What you are asked to do: Go through the listing beneath this task and return every line that carries the string "Loss".

Raw data:

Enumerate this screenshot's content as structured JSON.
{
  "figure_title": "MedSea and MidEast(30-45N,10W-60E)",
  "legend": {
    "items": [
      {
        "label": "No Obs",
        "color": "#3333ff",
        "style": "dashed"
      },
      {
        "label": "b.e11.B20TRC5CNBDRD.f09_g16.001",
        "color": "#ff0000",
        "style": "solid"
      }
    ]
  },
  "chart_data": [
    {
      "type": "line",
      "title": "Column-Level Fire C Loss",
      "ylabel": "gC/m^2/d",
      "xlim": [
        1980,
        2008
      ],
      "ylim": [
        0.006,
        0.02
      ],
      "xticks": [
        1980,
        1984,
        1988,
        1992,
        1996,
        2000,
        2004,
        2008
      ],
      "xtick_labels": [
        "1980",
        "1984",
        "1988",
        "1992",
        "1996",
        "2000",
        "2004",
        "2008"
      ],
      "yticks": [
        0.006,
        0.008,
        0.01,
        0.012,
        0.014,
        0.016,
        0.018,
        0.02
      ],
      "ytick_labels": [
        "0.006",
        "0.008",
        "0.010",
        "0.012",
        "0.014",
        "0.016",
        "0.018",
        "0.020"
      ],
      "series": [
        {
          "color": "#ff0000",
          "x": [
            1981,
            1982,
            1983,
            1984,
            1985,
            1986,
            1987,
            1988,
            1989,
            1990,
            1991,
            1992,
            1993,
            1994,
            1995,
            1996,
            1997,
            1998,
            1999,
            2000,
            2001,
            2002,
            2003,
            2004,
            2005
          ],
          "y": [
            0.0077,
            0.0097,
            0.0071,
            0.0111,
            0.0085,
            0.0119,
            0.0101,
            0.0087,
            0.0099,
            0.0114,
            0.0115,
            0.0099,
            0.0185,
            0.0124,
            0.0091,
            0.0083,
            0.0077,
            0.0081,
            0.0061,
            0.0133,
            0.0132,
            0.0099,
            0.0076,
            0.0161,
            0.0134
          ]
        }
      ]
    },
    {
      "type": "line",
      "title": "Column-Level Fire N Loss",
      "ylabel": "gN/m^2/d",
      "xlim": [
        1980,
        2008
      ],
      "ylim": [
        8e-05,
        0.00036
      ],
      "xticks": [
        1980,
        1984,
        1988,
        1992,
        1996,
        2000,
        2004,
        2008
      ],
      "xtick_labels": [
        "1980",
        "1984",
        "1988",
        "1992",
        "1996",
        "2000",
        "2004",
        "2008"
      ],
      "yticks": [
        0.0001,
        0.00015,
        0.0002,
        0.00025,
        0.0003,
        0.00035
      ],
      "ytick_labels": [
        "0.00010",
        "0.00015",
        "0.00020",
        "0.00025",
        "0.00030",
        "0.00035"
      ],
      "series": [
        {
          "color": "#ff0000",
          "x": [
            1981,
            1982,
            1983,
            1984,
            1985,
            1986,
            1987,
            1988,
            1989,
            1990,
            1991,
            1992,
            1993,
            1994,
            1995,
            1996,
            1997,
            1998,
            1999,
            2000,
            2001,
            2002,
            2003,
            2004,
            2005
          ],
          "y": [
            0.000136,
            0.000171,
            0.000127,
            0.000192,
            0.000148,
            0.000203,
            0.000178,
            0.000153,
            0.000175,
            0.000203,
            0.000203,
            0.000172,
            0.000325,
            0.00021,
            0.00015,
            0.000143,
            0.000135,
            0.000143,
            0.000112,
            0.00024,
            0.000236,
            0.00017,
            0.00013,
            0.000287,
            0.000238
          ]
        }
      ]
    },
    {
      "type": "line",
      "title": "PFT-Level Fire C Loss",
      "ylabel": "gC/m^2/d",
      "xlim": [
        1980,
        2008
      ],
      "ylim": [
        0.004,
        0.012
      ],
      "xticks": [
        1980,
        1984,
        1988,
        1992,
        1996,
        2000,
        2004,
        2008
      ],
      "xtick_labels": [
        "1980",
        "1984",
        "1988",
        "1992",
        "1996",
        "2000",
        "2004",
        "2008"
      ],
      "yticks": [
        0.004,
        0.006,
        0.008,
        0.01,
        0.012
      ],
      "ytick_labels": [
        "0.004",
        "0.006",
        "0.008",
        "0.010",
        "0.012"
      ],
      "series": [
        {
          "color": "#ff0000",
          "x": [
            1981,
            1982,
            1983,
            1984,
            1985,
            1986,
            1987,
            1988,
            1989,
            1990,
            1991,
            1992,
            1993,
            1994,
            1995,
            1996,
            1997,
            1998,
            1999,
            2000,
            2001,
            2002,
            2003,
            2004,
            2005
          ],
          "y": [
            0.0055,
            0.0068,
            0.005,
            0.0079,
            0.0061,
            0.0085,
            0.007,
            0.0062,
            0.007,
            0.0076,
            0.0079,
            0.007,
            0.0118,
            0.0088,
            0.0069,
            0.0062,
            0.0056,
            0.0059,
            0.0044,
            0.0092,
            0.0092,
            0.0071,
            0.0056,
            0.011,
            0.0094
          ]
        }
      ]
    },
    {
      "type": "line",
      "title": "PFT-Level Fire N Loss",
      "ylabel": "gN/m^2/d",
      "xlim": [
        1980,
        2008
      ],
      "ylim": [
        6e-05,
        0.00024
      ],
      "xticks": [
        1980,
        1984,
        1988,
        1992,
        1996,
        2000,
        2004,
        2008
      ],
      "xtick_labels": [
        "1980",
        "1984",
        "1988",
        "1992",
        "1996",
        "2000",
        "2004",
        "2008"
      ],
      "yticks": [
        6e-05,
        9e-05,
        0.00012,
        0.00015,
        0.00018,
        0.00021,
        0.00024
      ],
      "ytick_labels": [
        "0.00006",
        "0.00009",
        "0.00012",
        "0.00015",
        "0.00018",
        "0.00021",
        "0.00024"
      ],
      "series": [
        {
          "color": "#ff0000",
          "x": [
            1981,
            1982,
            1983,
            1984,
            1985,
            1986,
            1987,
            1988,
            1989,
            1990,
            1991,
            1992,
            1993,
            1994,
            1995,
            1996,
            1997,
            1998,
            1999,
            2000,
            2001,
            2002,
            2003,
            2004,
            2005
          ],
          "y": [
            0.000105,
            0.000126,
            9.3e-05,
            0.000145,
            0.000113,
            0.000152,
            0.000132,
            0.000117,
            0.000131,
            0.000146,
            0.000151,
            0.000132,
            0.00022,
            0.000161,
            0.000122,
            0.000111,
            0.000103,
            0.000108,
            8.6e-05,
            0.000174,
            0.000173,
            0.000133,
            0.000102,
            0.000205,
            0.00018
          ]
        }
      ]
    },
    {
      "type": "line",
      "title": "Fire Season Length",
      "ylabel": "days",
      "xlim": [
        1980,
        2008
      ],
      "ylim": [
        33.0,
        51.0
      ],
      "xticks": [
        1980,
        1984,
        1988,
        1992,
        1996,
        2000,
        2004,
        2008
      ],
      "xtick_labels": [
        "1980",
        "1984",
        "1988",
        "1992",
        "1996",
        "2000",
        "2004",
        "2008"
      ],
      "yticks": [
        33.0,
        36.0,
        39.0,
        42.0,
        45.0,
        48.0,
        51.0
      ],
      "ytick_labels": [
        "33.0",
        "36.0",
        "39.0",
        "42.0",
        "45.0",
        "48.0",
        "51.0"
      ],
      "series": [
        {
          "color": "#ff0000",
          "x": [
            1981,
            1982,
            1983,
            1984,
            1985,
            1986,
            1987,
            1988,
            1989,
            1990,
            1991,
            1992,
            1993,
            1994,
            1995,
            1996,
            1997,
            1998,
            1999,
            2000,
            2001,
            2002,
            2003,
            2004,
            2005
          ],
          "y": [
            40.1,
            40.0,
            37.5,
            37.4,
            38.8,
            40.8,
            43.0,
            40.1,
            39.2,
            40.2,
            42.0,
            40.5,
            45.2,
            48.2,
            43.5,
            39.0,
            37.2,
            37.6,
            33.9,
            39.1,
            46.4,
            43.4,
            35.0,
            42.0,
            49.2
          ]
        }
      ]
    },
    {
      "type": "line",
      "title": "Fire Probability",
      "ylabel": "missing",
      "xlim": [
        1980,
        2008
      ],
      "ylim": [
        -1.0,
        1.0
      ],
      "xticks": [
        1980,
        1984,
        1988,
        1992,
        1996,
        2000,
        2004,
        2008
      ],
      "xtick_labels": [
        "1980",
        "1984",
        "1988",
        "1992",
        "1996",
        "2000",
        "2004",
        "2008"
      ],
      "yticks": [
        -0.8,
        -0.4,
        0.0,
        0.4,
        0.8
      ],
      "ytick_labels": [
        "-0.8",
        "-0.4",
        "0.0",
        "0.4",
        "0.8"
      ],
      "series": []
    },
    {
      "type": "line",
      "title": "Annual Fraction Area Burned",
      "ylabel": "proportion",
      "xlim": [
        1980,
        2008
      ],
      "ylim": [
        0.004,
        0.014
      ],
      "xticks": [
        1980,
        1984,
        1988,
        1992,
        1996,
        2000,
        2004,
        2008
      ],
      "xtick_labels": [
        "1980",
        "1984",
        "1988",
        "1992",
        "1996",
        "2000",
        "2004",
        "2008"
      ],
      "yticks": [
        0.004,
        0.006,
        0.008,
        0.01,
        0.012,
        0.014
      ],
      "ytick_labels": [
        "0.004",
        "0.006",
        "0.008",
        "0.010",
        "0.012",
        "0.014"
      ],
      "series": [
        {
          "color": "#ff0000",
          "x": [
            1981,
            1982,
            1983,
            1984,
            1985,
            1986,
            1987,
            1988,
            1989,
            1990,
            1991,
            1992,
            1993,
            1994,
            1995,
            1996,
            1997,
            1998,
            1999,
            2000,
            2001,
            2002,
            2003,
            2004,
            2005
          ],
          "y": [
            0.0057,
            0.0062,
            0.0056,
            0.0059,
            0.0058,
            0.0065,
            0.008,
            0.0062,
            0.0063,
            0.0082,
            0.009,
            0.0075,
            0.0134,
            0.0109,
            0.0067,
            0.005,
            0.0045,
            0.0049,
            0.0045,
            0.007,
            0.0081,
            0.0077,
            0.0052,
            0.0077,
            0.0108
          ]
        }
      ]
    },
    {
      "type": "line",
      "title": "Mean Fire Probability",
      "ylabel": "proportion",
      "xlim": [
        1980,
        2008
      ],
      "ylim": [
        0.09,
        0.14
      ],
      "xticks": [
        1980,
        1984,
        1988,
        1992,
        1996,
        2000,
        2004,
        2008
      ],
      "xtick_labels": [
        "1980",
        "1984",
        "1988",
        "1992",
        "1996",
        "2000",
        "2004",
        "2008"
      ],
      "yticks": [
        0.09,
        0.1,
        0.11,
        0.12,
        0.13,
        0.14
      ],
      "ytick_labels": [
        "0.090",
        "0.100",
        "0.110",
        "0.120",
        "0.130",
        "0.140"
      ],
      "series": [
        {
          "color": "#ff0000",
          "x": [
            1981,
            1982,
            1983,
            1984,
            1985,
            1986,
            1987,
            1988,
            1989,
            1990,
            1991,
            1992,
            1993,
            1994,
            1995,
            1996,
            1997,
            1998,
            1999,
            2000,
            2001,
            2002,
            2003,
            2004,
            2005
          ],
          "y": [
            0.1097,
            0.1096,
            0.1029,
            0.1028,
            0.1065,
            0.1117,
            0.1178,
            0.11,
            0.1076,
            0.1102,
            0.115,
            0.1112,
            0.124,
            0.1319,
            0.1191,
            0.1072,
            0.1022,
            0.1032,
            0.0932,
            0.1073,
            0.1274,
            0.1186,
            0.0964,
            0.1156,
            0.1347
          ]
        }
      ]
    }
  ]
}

Full output:
      "title": "Column-Level Fire C Loss",
      "title": "Column-Level Fire N Loss",
      "title": "PFT-Level Fire C Loss",
      "title": "PFT-Level Fire N Loss",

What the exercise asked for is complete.